Uraian Tugas ->
Tuliskan kembali tanpa perubahan bagian teks tentang seruan kriminalisasi apartheid jender, mulai dari "Aktivis HAM Serukan" sampai dengan dan termasuk "Global Justice Center.".

Petikan Teks ->
╭──

Aktivis HAM Serukan PBB Kriminalisasi Apartheid Jender oleh Taliban
SATUHARAPAN.COM-Sekelompok aktivis terkenal, termasuk Hillary Clinton, Malala Yousafzai dan Gloria Steinem, telah menandatangani seruan kepada PBB untuk mengkriminalisasi apartheid jender, menurut sebuah surat yang dikirim ke negara-negara anggota pada hari Kamis (5/10).
Surat tersebut, yang juga ditandatangani oleh beberapa aktivis hak asasi manusia paling terkemuka di Afghanistan, muncul ketika komunitas internasional bergulat dengan bagaimana meminta pertanggungjawaban pemerintah Taliban atas pelanggaran berat yang dilakukan terhadap perempuan Afghanistan.
“Kegagalan menyusun apartheid jender melanggengkan kekosongan akuntabilitas yang menyebabkan banyak korban dan penyintas tidak mendapatkan pemulihan atau reparasi,” demikian isi surat yang dipelopori oleh Atlantic Council dan Global Justice Center.
“Penindasan Taliban yang semakin mendalam dan melembaga terhadap perempuan dan anak perempuan Afghanistan adalah salah satu contohnya. Kodifikasi apartheid jender akan membantu para korban dan penyintas meminta pertanggungjawaban pelaku atas totalitas kejahatan yang dilakukan terhadap mereka.”
Surat tersebut, yang dilihat oleh AFP, mendesak negara-negara anggota PBB untuk mengubah rancangan perjanjian kejahatan terhadap kemanusiaan untuk memasukkan apartheid jender.
Akan ada perdebatan umum mengenai perjanjian tersebut pekan depan, dan negara-negara anggota memiliki waktu hingga tahun 2024 untuk menyampaikan komentar tertulis.
Beberapa perwakilan tingkat tinggi PBB, termasuk Sekretaris Jenderal Antonio Guterres, telah menyebut situasi di Afghanistan sebagai “apartheid berbasis jender,” namun istilah tersebut saat ini tidak diakui sebagai salah satu kejahatan internasional terburuk.

╰──

Data Tercatat ->
╭──

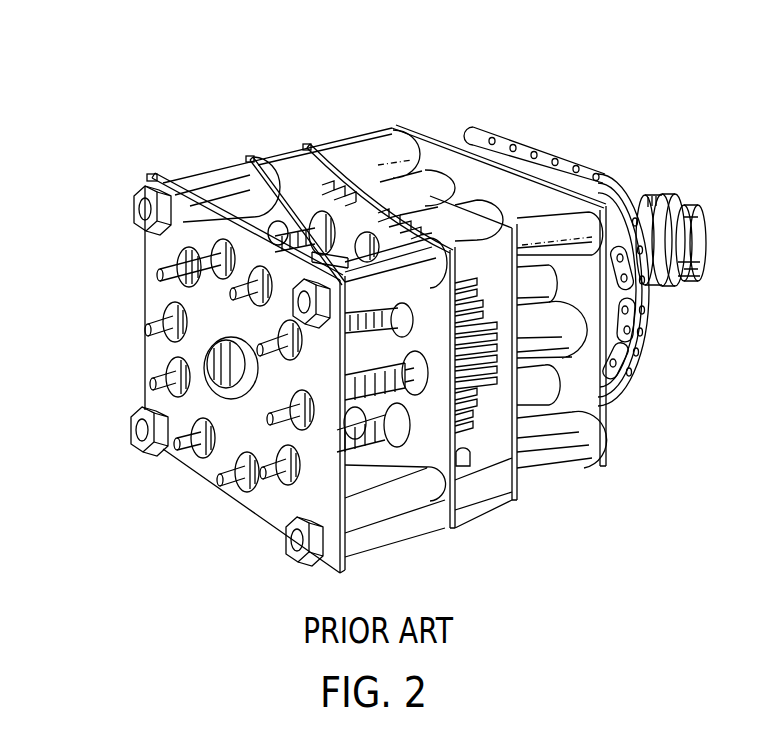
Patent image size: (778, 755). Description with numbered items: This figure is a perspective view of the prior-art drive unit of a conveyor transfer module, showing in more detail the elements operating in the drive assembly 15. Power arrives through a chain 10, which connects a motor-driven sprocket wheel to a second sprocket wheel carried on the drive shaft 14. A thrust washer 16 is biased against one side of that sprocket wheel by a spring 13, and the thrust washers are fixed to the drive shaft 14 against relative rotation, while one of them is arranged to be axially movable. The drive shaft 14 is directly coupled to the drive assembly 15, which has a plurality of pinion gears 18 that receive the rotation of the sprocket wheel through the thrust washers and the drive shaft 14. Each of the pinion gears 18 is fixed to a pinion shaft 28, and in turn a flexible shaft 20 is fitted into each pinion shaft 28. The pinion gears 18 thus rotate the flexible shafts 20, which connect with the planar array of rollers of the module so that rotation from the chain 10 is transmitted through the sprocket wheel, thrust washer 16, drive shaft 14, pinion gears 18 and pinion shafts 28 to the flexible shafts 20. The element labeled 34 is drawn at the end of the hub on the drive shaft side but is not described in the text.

The chain 10 is at (642, 366).
The spring 13 is at (658, 285).
The drive shaft 14 is at (210, 348).
The drive assembly 15 is at (333, 126).
The thrust washer 16 is at (701, 275).
The pinion gears 18 is at (472, 438).
The flexible shafts 20 is at (197, 452).
The pinion shaft 28 is at (374, 445).
The drive shaft nut 34 is at (700, 220).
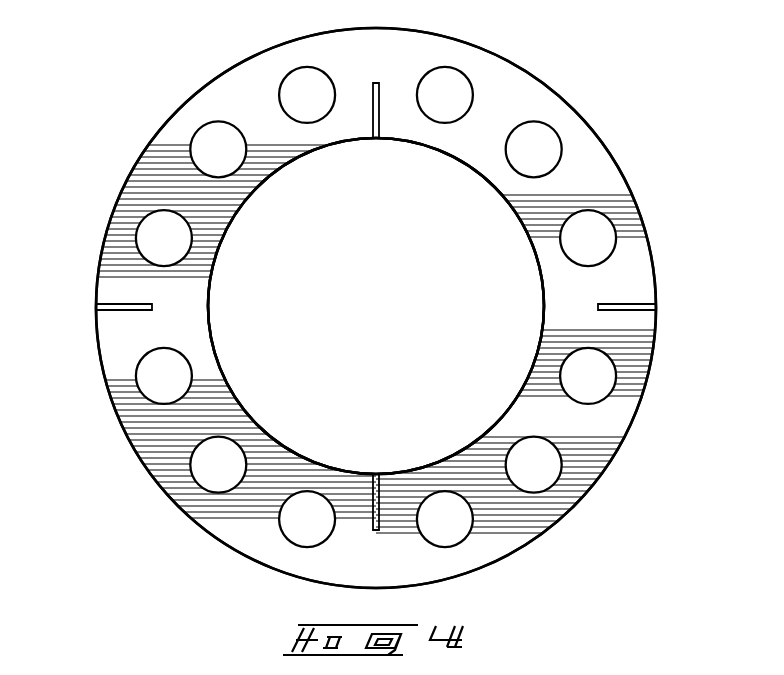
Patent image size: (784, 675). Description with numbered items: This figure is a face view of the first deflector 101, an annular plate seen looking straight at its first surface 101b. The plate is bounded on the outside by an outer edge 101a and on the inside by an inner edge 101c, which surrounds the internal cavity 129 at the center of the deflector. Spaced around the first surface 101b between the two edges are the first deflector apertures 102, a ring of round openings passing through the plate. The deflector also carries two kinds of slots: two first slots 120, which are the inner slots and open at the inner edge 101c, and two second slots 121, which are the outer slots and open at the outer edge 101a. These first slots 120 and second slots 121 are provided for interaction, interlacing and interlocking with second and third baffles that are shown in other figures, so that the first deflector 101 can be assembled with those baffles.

The first deflector 101 is at (602, 168).
The outer edge 101a is at (183, 100).
The first surface 101b is at (400, 62).
The inner edge 101c is at (509, 398).
The first deflector apertures 102 is at (448, 83).
The first slots 120 is at (375, 146).
The second slots 121 is at (97, 306).
The internal cavity 129 is at (405, 311).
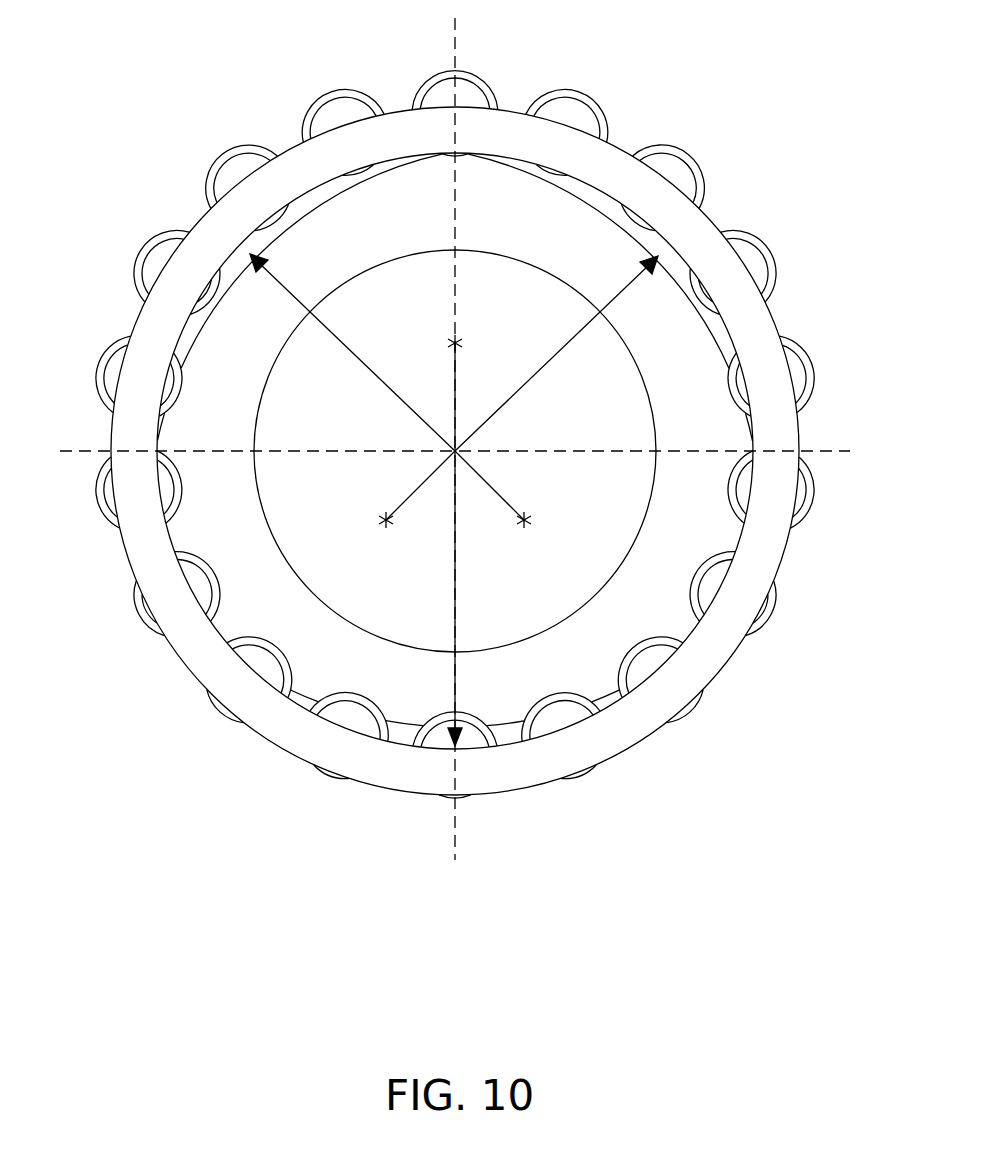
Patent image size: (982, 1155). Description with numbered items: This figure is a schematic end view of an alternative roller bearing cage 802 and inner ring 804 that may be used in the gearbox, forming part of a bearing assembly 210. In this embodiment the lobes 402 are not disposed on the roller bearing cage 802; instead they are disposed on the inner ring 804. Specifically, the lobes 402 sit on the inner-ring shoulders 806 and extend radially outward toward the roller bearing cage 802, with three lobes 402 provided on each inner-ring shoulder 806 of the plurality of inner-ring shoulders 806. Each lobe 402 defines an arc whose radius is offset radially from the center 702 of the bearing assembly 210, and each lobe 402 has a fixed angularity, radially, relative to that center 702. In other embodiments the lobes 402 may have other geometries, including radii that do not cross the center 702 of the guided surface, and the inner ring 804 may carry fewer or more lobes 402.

The bearing assembly 210 is at (178, 90).
The lobes 402 is at (462, 152).
The center 702 is at (466, 451).
The roller bearing cage 802 is at (612, 172).
The inner ring 804 is at (596, 633).
The inner-ring shoulders 806 is at (660, 592).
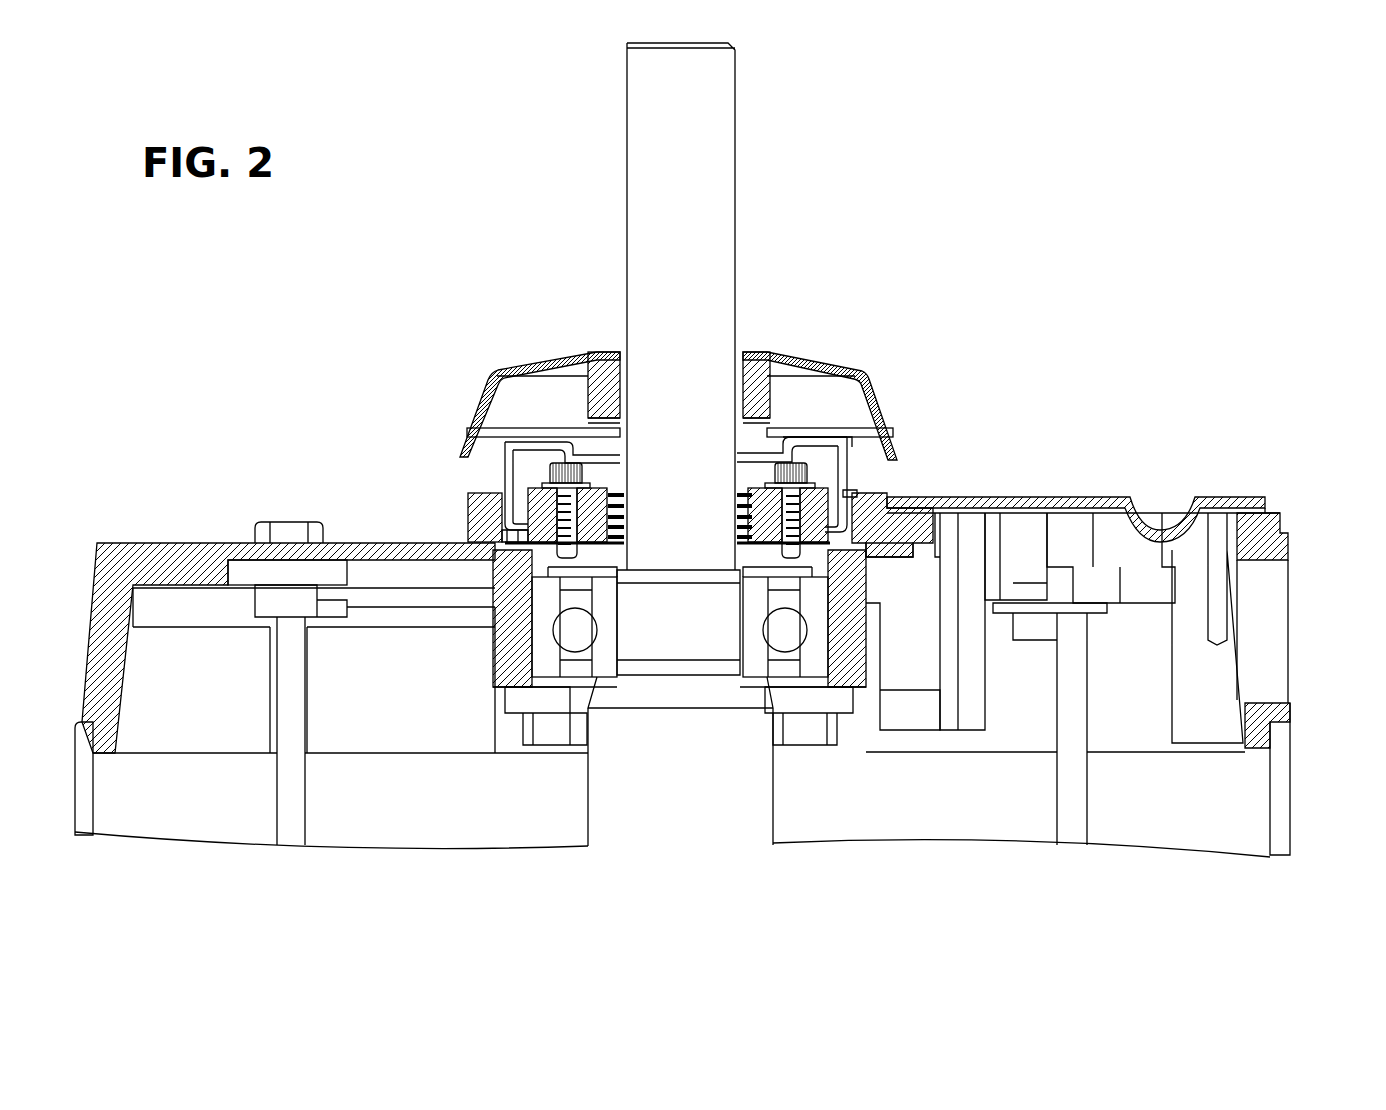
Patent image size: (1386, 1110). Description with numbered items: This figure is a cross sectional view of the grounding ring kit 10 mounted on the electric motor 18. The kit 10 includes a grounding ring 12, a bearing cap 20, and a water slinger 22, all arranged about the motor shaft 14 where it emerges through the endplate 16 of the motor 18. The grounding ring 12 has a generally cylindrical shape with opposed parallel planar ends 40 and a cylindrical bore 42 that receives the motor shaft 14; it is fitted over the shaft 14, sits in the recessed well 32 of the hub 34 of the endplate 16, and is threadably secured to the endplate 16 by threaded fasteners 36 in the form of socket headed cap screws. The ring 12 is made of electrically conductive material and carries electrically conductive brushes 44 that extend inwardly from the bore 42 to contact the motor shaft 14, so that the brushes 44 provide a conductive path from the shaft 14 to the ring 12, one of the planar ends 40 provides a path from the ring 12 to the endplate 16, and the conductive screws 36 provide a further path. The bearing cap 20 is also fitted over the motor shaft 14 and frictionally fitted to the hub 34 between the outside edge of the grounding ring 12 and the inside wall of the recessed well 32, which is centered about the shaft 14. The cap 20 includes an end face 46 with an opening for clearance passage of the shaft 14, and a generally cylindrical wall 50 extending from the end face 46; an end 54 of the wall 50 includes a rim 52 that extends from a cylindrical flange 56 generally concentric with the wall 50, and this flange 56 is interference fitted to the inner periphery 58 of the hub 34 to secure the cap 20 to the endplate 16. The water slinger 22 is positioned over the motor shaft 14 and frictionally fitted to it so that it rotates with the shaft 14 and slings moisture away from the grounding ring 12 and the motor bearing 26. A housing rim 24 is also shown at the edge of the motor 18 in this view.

The grounding ring kit 10 is at (484, 200).
The grounding ring 12 is at (535, 497).
The motor shaft 14 is at (638, 270).
The endplate 16 is at (148, 543).
The electric motor 18 is at (1306, 575).
The bearing cap 20 is at (518, 433).
The water slinger 22 is at (503, 372).
The housing rim 24 is at (1292, 770).
The motor bearing 26 is at (831, 637).
The recessed well 32 is at (510, 582).
The hub 34 is at (487, 522).
The threaded fasteners 36 is at (558, 462).
The parallel planar ends 40 is at (760, 545).
The cylindrical bore 42 is at (652, 488).
The electrically conductive brushes 44 is at (737, 497).
The end face 46 is at (830, 433).
The cylindrical wall 50 is at (847, 440).
The rim 52 is at (857, 490).
The end of the wall 54 is at (866, 577).
The cylindrical flange 56 is at (880, 503).
The inner periphery 58 is at (508, 548).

╰──

Hasil Pengerjaan ->
Aktivis HAM Serukan PBB Kriminalisasi Apartheid Jender oleh Taliban
SATUHARAPAN.COM-Sekelompok aktivis terkenal, termasuk Hillary Clinton, Malala Yousafzai dan Gloria Steinem, telah menandatangani seruan kepada PBB untuk mengkriminalisasi apartheid jender, menurut sebuah surat yang dikirim ke negara-negara anggota pada hari Kamis (5/10).
Surat tersebut, yang juga ditandatangani oleh beberapa aktivis hak asasi manusia paling terkemuka di Afghanistan, muncul ketika komunitas internasional bergulat dengan bagaimana meminta pertanggungjawaban pemerintah Taliban atas pelanggaran berat yang dilakukan terhadap perempuan Afghanistan.
“Kegagalan menyusun apartheid jender melanggengkan kekosongan akuntabilitas yang menyebabkan banyak korban dan penyintas tidak mendapatkan pemulihan atau reparasi,” demikian isi surat yang dipelopori oleh Atlantic Council dan Global Justice Center.